— Exercise —
Which lines of the records contain "Upload"? Collect every one of them.

— Dataset excerpts —
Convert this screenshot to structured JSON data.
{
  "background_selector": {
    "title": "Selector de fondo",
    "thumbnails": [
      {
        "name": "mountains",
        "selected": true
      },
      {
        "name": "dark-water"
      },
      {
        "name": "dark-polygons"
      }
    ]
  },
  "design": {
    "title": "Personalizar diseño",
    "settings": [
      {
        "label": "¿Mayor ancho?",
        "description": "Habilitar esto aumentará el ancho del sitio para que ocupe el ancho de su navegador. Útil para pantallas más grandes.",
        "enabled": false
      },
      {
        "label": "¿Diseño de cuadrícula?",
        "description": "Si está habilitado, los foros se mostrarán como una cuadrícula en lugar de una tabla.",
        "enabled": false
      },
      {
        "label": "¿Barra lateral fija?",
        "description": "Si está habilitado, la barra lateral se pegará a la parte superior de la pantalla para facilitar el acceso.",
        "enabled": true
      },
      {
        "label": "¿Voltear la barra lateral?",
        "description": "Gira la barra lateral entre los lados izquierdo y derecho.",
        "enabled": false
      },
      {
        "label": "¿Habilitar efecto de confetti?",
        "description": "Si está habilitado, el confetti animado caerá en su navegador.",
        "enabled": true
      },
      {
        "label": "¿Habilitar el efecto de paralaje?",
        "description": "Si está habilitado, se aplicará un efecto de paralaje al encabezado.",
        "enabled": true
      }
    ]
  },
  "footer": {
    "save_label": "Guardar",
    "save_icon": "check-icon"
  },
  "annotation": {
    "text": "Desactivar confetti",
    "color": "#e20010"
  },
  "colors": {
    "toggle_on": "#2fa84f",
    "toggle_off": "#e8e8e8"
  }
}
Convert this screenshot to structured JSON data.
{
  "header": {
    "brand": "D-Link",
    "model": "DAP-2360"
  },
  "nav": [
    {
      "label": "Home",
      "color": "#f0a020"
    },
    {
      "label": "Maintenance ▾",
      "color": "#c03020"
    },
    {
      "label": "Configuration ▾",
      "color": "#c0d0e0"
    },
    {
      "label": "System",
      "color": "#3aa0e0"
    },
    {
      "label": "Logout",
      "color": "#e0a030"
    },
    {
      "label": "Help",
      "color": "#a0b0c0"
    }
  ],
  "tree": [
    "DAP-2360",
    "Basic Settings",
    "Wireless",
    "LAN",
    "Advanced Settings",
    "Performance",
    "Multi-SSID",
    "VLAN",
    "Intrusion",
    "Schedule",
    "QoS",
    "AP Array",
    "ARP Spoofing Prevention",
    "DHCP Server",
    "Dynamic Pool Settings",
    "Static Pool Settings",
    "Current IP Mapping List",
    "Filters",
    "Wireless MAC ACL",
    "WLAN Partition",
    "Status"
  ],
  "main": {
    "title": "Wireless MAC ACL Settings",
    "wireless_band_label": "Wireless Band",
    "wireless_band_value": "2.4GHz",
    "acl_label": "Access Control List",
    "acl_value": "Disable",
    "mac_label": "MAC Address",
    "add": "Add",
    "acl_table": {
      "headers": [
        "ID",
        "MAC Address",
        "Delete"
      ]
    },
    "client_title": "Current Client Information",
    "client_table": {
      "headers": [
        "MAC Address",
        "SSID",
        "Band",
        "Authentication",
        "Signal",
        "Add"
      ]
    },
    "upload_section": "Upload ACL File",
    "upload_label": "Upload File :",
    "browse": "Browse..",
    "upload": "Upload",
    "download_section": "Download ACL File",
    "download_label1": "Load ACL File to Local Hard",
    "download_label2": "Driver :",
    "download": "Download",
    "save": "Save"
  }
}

— Full solution —
    "upload_section": "Upload ACL File",
    "upload_label": "Upload File :",
    "upload": "Upload",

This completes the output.